=== AIM ===
Write out every entry exactly as it appears.

=== DATA ENTRIES ===
++++++++++

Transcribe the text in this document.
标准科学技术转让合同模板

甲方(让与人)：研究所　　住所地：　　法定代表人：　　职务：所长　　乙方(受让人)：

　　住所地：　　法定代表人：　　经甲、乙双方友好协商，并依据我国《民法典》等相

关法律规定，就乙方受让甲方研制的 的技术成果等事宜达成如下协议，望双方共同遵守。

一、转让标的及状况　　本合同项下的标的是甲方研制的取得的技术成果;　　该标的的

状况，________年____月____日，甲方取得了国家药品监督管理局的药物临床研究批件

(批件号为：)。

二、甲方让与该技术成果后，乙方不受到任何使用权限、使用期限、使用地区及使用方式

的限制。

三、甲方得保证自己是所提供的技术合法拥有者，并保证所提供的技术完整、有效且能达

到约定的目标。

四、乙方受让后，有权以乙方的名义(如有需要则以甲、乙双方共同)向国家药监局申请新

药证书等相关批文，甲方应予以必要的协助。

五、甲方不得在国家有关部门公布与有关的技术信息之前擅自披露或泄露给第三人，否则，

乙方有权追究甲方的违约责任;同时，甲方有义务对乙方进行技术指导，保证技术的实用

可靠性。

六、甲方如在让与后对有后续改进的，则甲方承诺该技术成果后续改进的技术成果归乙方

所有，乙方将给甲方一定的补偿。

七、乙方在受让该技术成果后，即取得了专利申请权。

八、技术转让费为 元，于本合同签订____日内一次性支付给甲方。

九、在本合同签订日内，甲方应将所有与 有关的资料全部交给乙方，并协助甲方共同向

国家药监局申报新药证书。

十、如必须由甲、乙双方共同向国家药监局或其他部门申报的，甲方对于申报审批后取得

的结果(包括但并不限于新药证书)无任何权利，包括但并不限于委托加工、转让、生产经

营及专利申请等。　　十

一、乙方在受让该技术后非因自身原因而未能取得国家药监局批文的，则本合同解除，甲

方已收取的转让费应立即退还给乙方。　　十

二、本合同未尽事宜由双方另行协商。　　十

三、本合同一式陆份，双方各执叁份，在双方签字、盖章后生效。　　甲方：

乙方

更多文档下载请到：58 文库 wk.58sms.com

++++++++++

=== FULL OUTPUT ===
Transcribe the text in this document.
标准科学技术转让合同模板

甲方(让与人)：研究所　　住所地：　　法定代表人：　　职务：所长　　乙方(受让人)：

　　住所地：　　法定代表人：　　经甲、乙双方友好协商，并依据我国《民法典》等相

关法律规定，就乙方受让甲方研制的 的技术成果等事宜达成如下协议，望双方共同遵守。

一、转让标的及状况　　本合同项下的标的是甲方研制的取得的技术成果;　　该标的的

状况，________年____月____日，甲方取得了国家药品监督管理局的药物临床研究批件

(批件号为：)。

二、甲方让与该技术成果后，乙方不受到任何使用权限、使用期限、使用地区及使用方式

的限制。

三、甲方得保证自己是所提供的技术合法拥有者，并保证所提供的技术完整、有效且能达

到约定的目标。

四、乙方受让后，有权以乙方的名义(如有需要则以甲、乙双方共同)向国家药监局申请新

药证书等相关批文，甲方应予以必要的协助。

五、甲方不得在国家有关部门公布与有关的技术信息之前擅自披露或泄露给第三人，否则，

乙方有权追究甲方的违约责任;同时，甲方有义务对乙方进行技术指导，保证技术的实用

可靠性。

六、甲方如在让与后对有后续改进的，则甲方承诺该技术成果后续改进的技术成果归乙方

所有，乙方将给甲方一定的补偿。

七、乙方在受让该技术成果后，即取得了专利申请权。

八、技术转让费为 元，于本合同签订____日内一次性支付给甲方。

九、在本合同签订日内，甲方应将所有与 有关的资料全部交给乙方，并协助甲方共同向

国家药监局申报新药证书。

十、如必须由甲、乙双方共同向国家药监局或其他部门申报的，甲方对于申报审批后取得

的结果(包括但并不限于新药证书)无任何权利，包括但并不限于委托加工、转让、生产经

营及专利申请等。　　十

一、乙方在受让该技术后非因自身原因而未能取得国家药监局批文的，则本合同解除，甲

方已收取的转让费应立即退还给乙方。　　十

二、本合同未尽事宜由双方另行协商。　　十

三、本合同一式陆份，双方各执叁份，在双方签字、盖章后生效。　　甲方：

乙方

更多文档下载请到：58 文库 wk.58sms.com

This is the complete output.